### [Written request]
Which lines below hold the word "value"? Report each one.

------------------------------------------------------------------------

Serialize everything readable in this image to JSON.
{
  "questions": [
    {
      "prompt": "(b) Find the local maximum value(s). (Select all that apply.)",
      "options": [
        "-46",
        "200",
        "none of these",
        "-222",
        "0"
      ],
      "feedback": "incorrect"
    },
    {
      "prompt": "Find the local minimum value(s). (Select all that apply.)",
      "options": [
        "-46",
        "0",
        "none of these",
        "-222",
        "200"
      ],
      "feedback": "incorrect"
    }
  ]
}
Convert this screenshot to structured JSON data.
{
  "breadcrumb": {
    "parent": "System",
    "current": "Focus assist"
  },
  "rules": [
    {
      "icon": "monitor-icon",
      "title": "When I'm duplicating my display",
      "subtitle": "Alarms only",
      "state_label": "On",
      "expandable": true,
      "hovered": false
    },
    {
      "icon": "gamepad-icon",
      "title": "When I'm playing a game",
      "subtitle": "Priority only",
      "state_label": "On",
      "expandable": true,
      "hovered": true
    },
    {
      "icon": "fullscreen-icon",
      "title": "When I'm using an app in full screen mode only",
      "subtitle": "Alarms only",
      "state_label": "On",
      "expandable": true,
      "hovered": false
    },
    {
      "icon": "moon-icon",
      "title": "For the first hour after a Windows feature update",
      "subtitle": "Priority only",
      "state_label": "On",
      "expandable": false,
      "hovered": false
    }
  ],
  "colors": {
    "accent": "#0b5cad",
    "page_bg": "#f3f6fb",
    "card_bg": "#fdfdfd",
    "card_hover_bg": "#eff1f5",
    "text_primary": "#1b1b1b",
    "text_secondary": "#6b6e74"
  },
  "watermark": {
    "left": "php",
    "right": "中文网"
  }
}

------------------------------------------------------------------------

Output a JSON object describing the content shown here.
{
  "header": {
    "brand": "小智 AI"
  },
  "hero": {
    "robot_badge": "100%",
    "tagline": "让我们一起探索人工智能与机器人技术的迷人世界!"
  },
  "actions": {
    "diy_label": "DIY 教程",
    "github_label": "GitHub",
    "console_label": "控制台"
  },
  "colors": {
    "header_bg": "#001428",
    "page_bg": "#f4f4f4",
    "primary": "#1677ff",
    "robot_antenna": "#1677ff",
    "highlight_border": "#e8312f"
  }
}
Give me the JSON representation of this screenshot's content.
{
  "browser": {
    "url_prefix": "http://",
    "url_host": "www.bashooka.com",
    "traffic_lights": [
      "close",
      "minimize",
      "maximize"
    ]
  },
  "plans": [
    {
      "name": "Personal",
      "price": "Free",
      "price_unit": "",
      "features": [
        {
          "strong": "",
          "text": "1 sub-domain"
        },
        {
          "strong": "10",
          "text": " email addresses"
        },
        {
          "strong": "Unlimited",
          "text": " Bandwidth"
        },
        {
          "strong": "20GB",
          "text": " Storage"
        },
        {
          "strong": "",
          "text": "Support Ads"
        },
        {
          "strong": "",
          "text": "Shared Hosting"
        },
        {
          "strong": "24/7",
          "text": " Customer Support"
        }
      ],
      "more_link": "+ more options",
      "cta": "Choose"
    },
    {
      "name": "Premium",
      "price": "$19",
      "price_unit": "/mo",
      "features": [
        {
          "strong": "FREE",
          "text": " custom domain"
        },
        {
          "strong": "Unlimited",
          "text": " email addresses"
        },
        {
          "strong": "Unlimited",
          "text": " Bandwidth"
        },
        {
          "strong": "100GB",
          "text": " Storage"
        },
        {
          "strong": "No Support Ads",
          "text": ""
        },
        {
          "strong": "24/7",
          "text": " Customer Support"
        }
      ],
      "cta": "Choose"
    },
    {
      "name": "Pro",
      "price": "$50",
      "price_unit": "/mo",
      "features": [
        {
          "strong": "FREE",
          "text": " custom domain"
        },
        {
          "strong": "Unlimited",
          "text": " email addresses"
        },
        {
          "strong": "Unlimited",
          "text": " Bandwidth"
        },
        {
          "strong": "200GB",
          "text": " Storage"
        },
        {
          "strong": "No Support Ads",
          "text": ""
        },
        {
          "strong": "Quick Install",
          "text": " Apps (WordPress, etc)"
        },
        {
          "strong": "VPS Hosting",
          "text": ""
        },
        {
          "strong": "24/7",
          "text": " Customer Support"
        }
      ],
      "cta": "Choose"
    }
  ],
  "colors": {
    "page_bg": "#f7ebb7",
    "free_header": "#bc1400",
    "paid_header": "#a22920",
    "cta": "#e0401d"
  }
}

------------------------------------------------------------------------

### [Task output]
      "prompt": "(b) Find the local maximum value(s). (Select all that apply.)",
      "prompt": "Find the local minimum value(s). (Select all that apply.)",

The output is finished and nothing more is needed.